*WRITTEN INSTRUCTION*. Return the listing below verbatim. Pictures do not belong in the copy.
___ MATERIAL PROVIDED
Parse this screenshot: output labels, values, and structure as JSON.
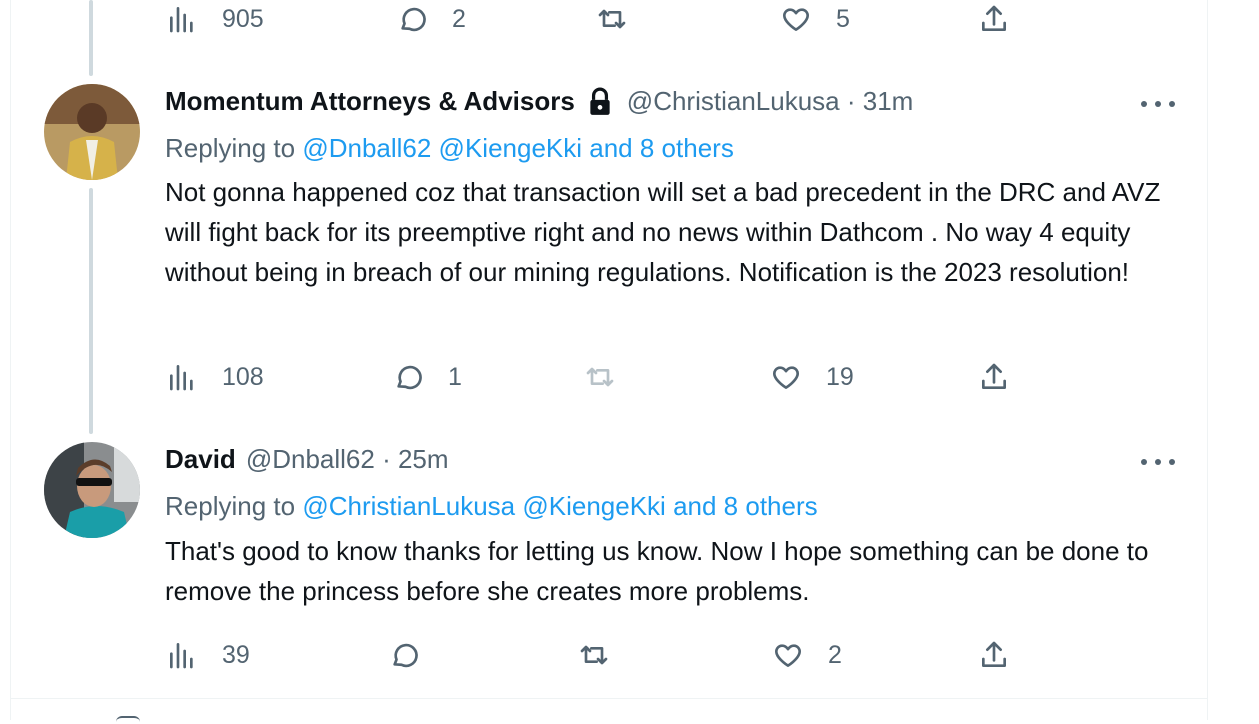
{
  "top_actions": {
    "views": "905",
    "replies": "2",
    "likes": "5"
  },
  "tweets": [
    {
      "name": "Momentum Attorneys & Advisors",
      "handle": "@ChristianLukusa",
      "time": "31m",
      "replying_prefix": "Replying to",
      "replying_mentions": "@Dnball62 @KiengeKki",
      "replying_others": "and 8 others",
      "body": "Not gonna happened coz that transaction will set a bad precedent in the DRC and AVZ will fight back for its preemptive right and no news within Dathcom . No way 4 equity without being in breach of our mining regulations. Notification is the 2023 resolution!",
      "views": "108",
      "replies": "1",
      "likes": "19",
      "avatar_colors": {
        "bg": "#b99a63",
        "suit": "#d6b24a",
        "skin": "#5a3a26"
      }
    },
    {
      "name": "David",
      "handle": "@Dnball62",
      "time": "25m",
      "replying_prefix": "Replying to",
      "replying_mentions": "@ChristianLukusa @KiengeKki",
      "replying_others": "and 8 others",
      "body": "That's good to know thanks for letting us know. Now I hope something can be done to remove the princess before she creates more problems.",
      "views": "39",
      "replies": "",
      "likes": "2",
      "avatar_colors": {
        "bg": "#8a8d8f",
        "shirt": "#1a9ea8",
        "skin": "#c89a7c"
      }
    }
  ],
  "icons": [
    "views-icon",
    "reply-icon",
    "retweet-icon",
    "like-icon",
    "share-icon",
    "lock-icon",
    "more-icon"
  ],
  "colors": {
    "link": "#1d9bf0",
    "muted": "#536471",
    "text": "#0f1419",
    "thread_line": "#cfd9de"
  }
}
______
*CORRECT ANSWER*.
Parse this screenshot: output labels, values, and structure as JSON.
{
  "top_actions": {
    "views": "905",
    "replies": "2",
    "likes": "5"
  },
  "tweets": [
    {
      "name": "Momentum Attorneys & Advisors",
      "handle": "@ChristianLukusa",
      "time": "31m",
      "replying_prefix": "Replying to",
      "replying_mentions": "@Dnball62 @KiengeKki",
      "replying_others": "and 8 others",
      "body": "Not gonna happened coz that transaction will set a bad precedent in the DRC and AVZ will fight back for its preemptive right and no news within Dathcom . No way 4 equity without being in breach of our mining regulations. Notification is the 2023 resolution!",
      "views": "108",
      "replies": "1",
      "likes": "19",
      "avatar_colors": {
        "bg": "#b99a63",
        "suit": "#d6b24a",
        "skin": "#5a3a26"
      }
    },
    {
      "name": "David",
      "handle": "@Dnball62",
      "time": "25m",
      "replying_prefix": "Replying to",
      "replying_mentions": "@ChristianLukusa @KiengeKki",
      "replying_others": "and 8 others",
      "body": "That's good to know thanks for letting us know. Now I hope something can be done to remove the princess before she creates more problems.",
      "views": "39",
      "replies": "",
      "likes": "2",
      "avatar_colors": {
        "bg": "#8a8d8f",
        "shirt": "#1a9ea8",
        "skin": "#c89a7c"
      }
    }
  ],
  "icons": [
    "views-icon",
    "reply-icon",
    "retweet-icon",
    "like-icon",
    "share-icon",
    "lock-icon",
    "more-icon"
  ],
  "colors": {
    "link": "#1d9bf0",
    "muted": "#536471",
    "text": "#0f1419",
    "thread_line": "#cfd9de"
  }
}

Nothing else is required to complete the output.